## [Problème à résoudre]
Extrayez de la chronique, sans rien y changer, le passage qui débute par les mots « Jean, Johnny et » et qui s'arrête après « était tout trouvé. ».

## [Extrait de page]
━━━━━━━━

Charivari

Jean, Johnny et le deuil amoureux

OPINION. Comment, de la mort d’idoles, notre chroniqueuse a glissé vers la mort de l’amour. Deuils en tous genres, mais la vie domine toujours

Je voulais écrire mon billet sur l’ombre que feu Johnny Hallyday a portée sur feu Jean d’Ormesson. Comment, la semaine dernière et de manière bien involontaire, le rocker au grand cœur a éclipsé l’écrivain au bel esprit dans l’actualité des décès. Le billet se serait appelé «Jean qui pleure et Johnny qui rit», titre qui, en plus, s’opposait à leur nature dans la vie. Jean d’Ormesson était, dit-on, un amoureux joyeux de la littérature alors que Johnny, sans être un triste sire, chantait à pleins poumons l’humanité blessée et les rendez-vous manqués. L’effet de bascule était tout trouvé.

J’ai commencé, gaillarde, mais, très vite, l’envie m’a quittée. Sans doute parce que, sur Johnny, on avait déjà tout dit, tout écrit, tout soupiré, tout pleuré. Le sujet était sec, essoré. J’ai dû faire le deuil de cette idée.

━━━━━━━━

## [Données sources]
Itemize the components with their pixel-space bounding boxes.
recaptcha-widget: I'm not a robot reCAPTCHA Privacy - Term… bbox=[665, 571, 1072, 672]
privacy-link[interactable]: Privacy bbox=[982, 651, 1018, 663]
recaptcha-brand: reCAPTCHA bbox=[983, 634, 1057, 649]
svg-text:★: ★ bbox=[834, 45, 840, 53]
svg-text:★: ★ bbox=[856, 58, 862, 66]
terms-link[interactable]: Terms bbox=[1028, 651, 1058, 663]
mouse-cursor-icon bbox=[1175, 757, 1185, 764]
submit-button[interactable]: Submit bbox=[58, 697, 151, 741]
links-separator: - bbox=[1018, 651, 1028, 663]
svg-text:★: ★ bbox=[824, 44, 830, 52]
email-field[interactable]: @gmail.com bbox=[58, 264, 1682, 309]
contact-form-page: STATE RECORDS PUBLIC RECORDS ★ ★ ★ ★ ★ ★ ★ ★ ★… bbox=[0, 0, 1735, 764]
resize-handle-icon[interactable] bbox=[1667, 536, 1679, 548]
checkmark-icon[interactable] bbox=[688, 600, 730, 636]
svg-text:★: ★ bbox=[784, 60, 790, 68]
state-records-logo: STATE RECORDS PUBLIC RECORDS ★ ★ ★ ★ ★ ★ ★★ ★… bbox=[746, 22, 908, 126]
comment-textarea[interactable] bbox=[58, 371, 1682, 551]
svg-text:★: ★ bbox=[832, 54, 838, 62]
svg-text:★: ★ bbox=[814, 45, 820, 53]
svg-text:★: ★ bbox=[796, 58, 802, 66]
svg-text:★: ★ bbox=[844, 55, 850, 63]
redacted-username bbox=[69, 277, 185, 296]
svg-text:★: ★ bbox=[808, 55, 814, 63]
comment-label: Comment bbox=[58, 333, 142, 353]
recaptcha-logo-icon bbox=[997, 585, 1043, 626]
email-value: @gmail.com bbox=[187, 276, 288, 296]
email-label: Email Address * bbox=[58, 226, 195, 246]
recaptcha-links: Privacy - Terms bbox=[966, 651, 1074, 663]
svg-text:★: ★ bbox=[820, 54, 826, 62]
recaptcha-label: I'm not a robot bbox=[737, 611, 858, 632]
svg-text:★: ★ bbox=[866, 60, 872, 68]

━━━━━━━━

## [Zone de réponse]
Jean, Johnny et le deuil amoureux

OPINION. Comment, de la mort d’idoles, notre chroniqueuse a glissé vers la mort de l’amour. Deuils en tous genres, mais la vie domine toujours

Je voulais écrire mon billet sur l’ombre que feu Johnny Hallyday a portée sur feu Jean d’Ormesson. Comment, la semaine dernière et de manière bien involontaire, le rocker au grand cœur a éclipsé l’écrivain au bel esprit dans l’actualité des décès. Le billet se serait appelé «Jean qui pleure et Johnny qui rit», titre qui, en plus, s’opposait à leur nature dans la vie. Jean d’Ormesson était, dit-on, un amoureux joyeux de la littérature alors que Johnny, sans être un triste sire, chantait à pleins poumons l’humanité blessée et les rendez-vous manqués. L’effet de bascule était tout trouvé.